Short exercise — Render everything from the start of the entries down to the line containing "email-field[interactable]: docker-pull@example.com —" as a Markdown table with the columns Row and Line, leaving out any blank lines.

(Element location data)
┌──

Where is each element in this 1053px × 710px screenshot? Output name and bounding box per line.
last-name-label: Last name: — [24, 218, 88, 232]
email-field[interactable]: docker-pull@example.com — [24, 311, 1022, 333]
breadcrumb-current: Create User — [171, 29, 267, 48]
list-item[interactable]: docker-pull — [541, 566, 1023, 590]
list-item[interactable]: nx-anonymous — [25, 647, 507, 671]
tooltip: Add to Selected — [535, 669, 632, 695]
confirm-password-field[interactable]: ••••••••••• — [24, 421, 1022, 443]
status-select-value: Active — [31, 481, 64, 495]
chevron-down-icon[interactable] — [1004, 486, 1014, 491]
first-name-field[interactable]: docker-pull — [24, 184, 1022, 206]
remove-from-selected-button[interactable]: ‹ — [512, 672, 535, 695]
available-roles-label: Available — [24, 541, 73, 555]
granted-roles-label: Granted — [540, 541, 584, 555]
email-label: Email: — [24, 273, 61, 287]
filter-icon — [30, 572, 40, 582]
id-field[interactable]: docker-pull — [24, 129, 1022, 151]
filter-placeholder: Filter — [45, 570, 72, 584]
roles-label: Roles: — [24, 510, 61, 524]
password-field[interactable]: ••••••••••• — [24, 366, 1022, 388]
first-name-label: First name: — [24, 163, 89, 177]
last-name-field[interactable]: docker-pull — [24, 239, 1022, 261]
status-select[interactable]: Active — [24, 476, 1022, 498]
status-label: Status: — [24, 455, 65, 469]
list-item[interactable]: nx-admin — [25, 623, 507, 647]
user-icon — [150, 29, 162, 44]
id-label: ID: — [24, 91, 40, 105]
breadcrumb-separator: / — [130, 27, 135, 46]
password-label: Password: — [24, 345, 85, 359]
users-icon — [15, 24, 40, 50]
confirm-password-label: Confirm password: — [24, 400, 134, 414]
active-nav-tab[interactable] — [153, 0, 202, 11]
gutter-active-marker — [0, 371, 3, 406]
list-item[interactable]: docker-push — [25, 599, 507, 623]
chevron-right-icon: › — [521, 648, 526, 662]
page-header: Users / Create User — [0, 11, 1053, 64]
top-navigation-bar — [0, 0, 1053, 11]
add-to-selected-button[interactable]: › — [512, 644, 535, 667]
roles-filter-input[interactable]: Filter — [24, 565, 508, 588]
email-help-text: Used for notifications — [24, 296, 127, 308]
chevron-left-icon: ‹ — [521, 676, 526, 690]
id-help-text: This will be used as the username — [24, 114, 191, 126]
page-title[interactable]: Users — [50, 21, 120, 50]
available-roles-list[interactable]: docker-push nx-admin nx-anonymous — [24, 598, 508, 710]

└──

Complete output —
| Row | Line |
|---|---|
| 1 | Where is each element in this 1053px × 710px screenshot? Output name and bounding box per line. |
| 2 | last-name-label: Last name: — [24, 218, 88, 232] |
| 3 | email-field[interactable]: docker-pull@example.com — [24, 311, 1022, 333] |